-- BEGIN --

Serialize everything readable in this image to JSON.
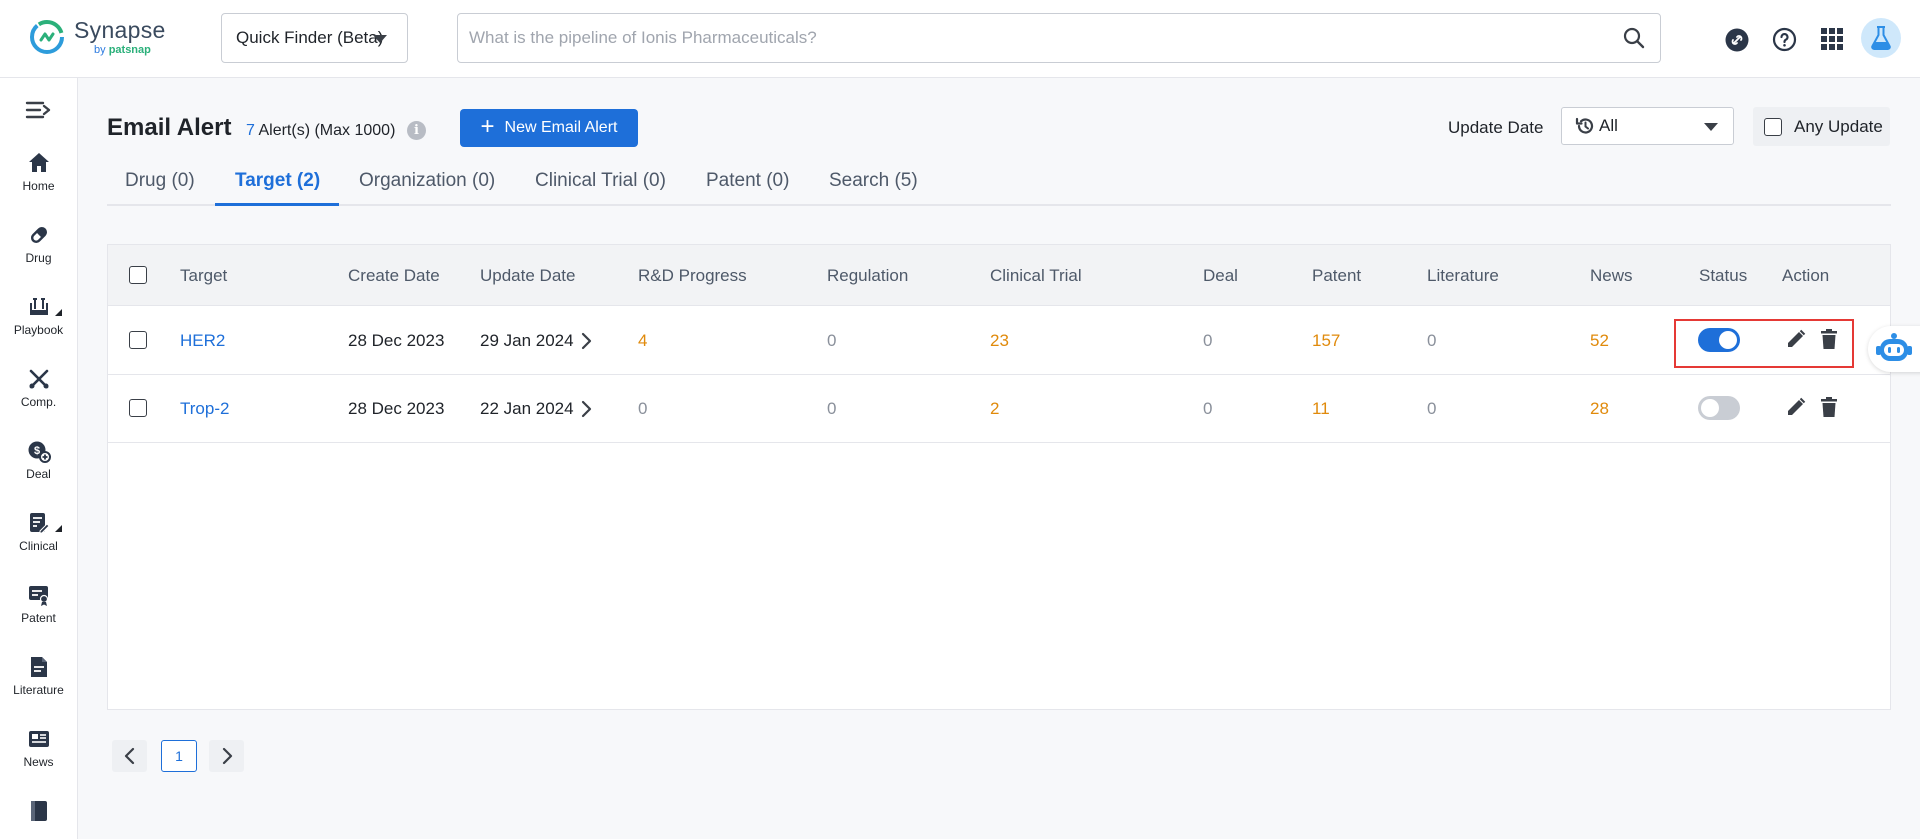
{
  "app": {
    "name": "Synapse",
    "by_prefix": "by",
    "by_brand": "patsnap"
  },
  "header": {
    "finder_label": "Quick Finder (Beta)",
    "search_placeholder": "What is the pipeline of Ionis Pharmaceuticals?",
    "icons": [
      "search-icon",
      "link-icon",
      "help-icon",
      "apps-grid-icon",
      "lab-avatar"
    ]
  },
  "sidebar": {
    "items": [
      {
        "label": "Home",
        "icon": "home-icon"
      },
      {
        "label": "Drug",
        "icon": "pill-icon"
      },
      {
        "label": "Playbook",
        "icon": "playbook-icon"
      },
      {
        "label": "Comp.",
        "icon": "competition-icon"
      },
      {
        "label": "Deal",
        "icon": "deal-icon"
      },
      {
        "label": "Clinical",
        "icon": "clinical-icon"
      },
      {
        "label": "Patent",
        "icon": "patent-icon"
      },
      {
        "label": "Literature",
        "icon": "literature-icon"
      },
      {
        "label": "News",
        "icon": "news-icon"
      },
      {
        "label": "",
        "icon": "report-icon"
      }
    ]
  },
  "page": {
    "title": "Email Alert",
    "alert_count": "7",
    "alert_count_suffix": "Alert(s) (Max 1000)",
    "new_button": "New Email Alert",
    "update_date_label": "Update Date",
    "update_date_value": "All",
    "any_update_label": "Any Update"
  },
  "tabs": [
    {
      "label": "Drug (0)",
      "active": false
    },
    {
      "label": "Target (2)",
      "active": true
    },
    {
      "label": "Organization (0)",
      "active": false
    },
    {
      "label": "Clinical Trial (0)",
      "active": false
    },
    {
      "label": "Patent (0)",
      "active": false
    },
    {
      "label": "Search (5)",
      "active": false
    }
  ],
  "table": {
    "columns": [
      "Target",
      "Create Date",
      "Update Date",
      "R&D Progress",
      "Regulation",
      "Clinical Trial",
      "Deal",
      "Patent",
      "Literature",
      "News",
      "Status",
      "Action"
    ],
    "rows": [
      {
        "target": "HER2",
        "create_date": "28 Dec 2023",
        "update_date": "29 Jan 2024",
        "rd_progress": "4",
        "regulation": "0",
        "clinical_trial": "23",
        "deal": "0",
        "patent": "157",
        "literature": "0",
        "news": "52",
        "status_on": true
      },
      {
        "target": "Trop-2",
        "create_date": "28 Dec 2023",
        "update_date": "22 Jan 2024",
        "rd_progress": "0",
        "regulation": "0",
        "clinical_trial": "2",
        "deal": "0",
        "patent": "11",
        "literature": "0",
        "news": "28",
        "status_on": false
      }
    ]
  },
  "pagination": {
    "current_page": "1"
  },
  "colors": {
    "primary": "#1e6fd9",
    "count_highlight": "#e08a0b",
    "zero_value": "#8a909b",
    "highlight_box": "#e53935"
  }
}
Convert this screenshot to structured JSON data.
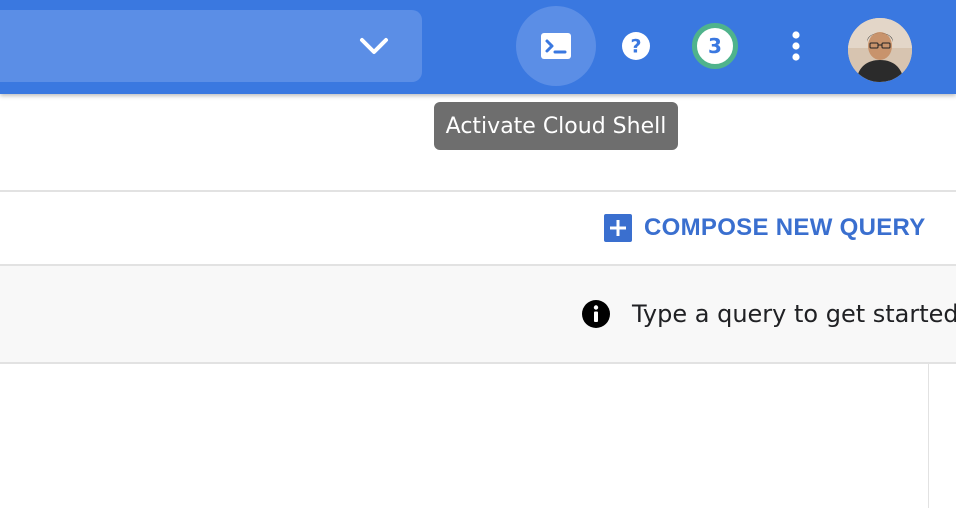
{
  "header": {
    "tooltip": "Activate Cloud Shell",
    "notification_count": "3",
    "colors": {
      "bar": "#3a78e0",
      "notif_ring": "#4fb38c"
    }
  },
  "toolbar": {
    "compose_label": "COMPOSE NEW QUERY"
  },
  "hint": {
    "text": "Type a query to get started"
  },
  "icons": {
    "dropdown": "chevron-down-icon",
    "shell": "cloud-shell-terminal-icon",
    "help": "help-icon",
    "notifications": "notifications-badge",
    "more": "more-vert-icon",
    "compose": "plus-box-icon",
    "info": "info-icon"
  }
}
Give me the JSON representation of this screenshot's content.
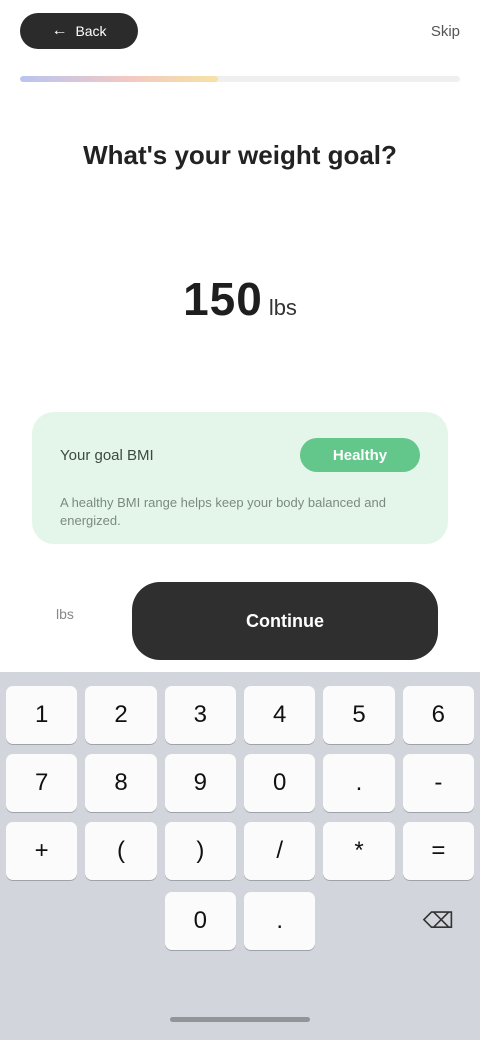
{
  "header": {
    "back_label": "Back",
    "back_icon": "arrow-left-icon",
    "skip_label": "Skip"
  },
  "progress": {
    "fraction": 0.45
  },
  "question": "What's your weight goal?",
  "value": {
    "number": "150",
    "unit": "lbs"
  },
  "bmi_card": {
    "label": "Your goal BMI",
    "badge": "Healthy",
    "description": "A healthy BMI range helps keep your body balanced and energized."
  },
  "unit_hint": "lbs",
  "continue_button": {
    "label": "Continue"
  },
  "keyboard": {
    "rows": [
      [
        "1",
        "2",
        "3",
        "4",
        "5",
        "6"
      ],
      [
        "7",
        "8",
        "9",
        "0",
        ".",
        "-"
      ],
      [
        "+",
        "(",
        ")",
        "/",
        "*",
        "="
      ]
    ],
    "bottom": {
      "zero": "0",
      "dot": ".",
      "delete_icon": "backspace-icon"
    }
  },
  "colors": {
    "primary_dark": "#2f2f2f",
    "card_bg": "#e4f6e9",
    "badge_green": "#63c68a"
  }
}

-- END --

What you should do.
Repeat each entry above word for word, leaving every picture out.

Output.
Serialize everything readable in this image to JSON.
{
  "app": {
    "name": "Synapse",
    "by_prefix": "by",
    "by_brand": "patsnap"
  },
  "header": {
    "finder_label": "Quick Finder (Beta)",
    "search_placeholder": "What is the pipeline of Ionis Pharmaceuticals?",
    "icons": [
      "search-icon",
      "link-icon",
      "help-icon",
      "apps-grid-icon",
      "lab-avatar"
    ]
  },
  "sidebar": {
    "items": [
      {
        "label": "Home",
        "icon": "home-icon"
      },
      {
        "label": "Drug",
        "icon": "pill-icon"
      },
      {
        "label": "Playbook",
        "icon": "playbook-icon"
      },
      {
        "label": "Comp.",
        "icon": "competition-icon"
      },
      {
        "label": "Deal",
        "icon": "deal-icon"
      },
      {
        "label": "Clinical",
        "icon": "clinical-icon"
      },
      {
        "label": "Patent",
        "icon": "patent-icon"
      },
      {
        "label": "Literature",
        "icon": "literature-icon"
      },
      {
        "label": "News",
        "icon": "news-icon"
      },
      {
        "label": "",
        "icon": "report-icon"
      }
    ]
  },
  "page": {
    "title": "Email Alert",
    "alert_count": "7",
    "alert_count_suffix": "Alert(s) (Max 1000)",
    "new_button": "New Email Alert",
    "update_date_label": "Update Date",
    "update_date_value": "All",
    "any_update_label": "Any Update"
  },
  "tabs": [
    {
      "label": "Drug (0)",
      "active": false
    },
    {
      "label": "Target (2)",
      "active": true
    },
    {
      "label": "Organization (0)",
      "active": false
    },
    {
      "label": "Clinical Trial (0)",
      "active": false
    },
    {
      "label": "Patent (0)",
      "active": false
    },
    {
      "label": "Search (5)",
      "active": false
    }
  ],
  "table": {
    "columns": [
      "Target",
      "Create Date",
      "Update Date",
      "R&D Progress",
      "Regulation",
      "Clinical Trial",
      "Deal",
      "Patent",
      "Literature",
      "News",
      "Status",
      "Action"
    ],
    "rows": [
      {
        "target": "HER2",
        "create_date": "28 Dec 2023",
        "update_date": "29 Jan 2024",
        "rd_progress": "4",
        "regulation": "0",
        "clinical_trial": "23",
        "deal": "0",
        "patent": "157",
        "literature": "0",
        "news": "52",
        "status_on": true
      },
      {
        "target": "Trop-2",
        "create_date": "28 Dec 2023",
        "update_date": "22 Jan 2024",
        "rd_progress": "0",
        "regulation": "0",
        "clinical_trial": "2",
        "deal": "0",
        "patent": "11",
        "literature": "0",
        "news": "28",
        "status_on": false
      }
    ]
  },
  "pagination": {
    "current_page": "1"
  },
  "colors": {
    "primary": "#1e6fd9",
    "count_highlight": "#e08a0b",
    "zero_value": "#8a909b",
    "highlight_box": "#e53935"
  }
}
Convert this screenshot to structured JSON data.
{
  "header": {
    "tooltip": "Activate Cloud Shell",
    "notification_count": "3",
    "colors": {
      "bar": "#3a78e0",
      "notif_ring": "#4fb38c"
    }
  },
  "toolbar": {
    "compose_label": "COMPOSE NEW QUERY"
  },
  "hint": {
    "text": "Type a query to get started"
  },
  "icons": {
    "dropdown": "chevron-down-icon",
    "shell": "cloud-shell-terminal-icon",
    "help": "help-icon",
    "notifications": "notifications-badge",
    "more": "more-vert-icon",
    "compose": "plus-box-icon",
    "info": "info-icon"
  }
}
Give me the JSON representation of this screenshot's content.
{
  "header": {
    "back_label": "Back",
    "back_icon": "arrow-left-icon",
    "skip_label": "Skip"
  },
  "progress": {
    "fraction": 0.45
  },
  "question": "What's your weight goal?",
  "value": {
    "number": "150",
    "unit": "lbs"
  },
  "bmi_card": {
    "label": "Your goal BMI",
    "badge": "Healthy",
    "description": "A healthy BMI range helps keep your body balanced and energized."
  },
  "unit_hint": "lbs",
  "continue_button": {
    "label": "Continue"
  },
  "keyboard": {
    "rows": [
      [
        "1",
        "2",
        "3",
        "4",
        "5",
        "6"
      ],
      [
        "7",
        "8",
        "9",
        "0",
        ".",
        "-"
      ],
      [
        "+",
        "(",
        ")",
        "/",
        "*",
        "="
      ]
    ],
    "bottom": {
      "zero": "0",
      "dot": ".",
      "delete_icon": "backspace-icon"
    }
  },
  "colors": {
    "primary_dark": "#2f2f2f",
    "card_bg": "#e4f6e9",
    "badge_green": "#63c68a"
  }
}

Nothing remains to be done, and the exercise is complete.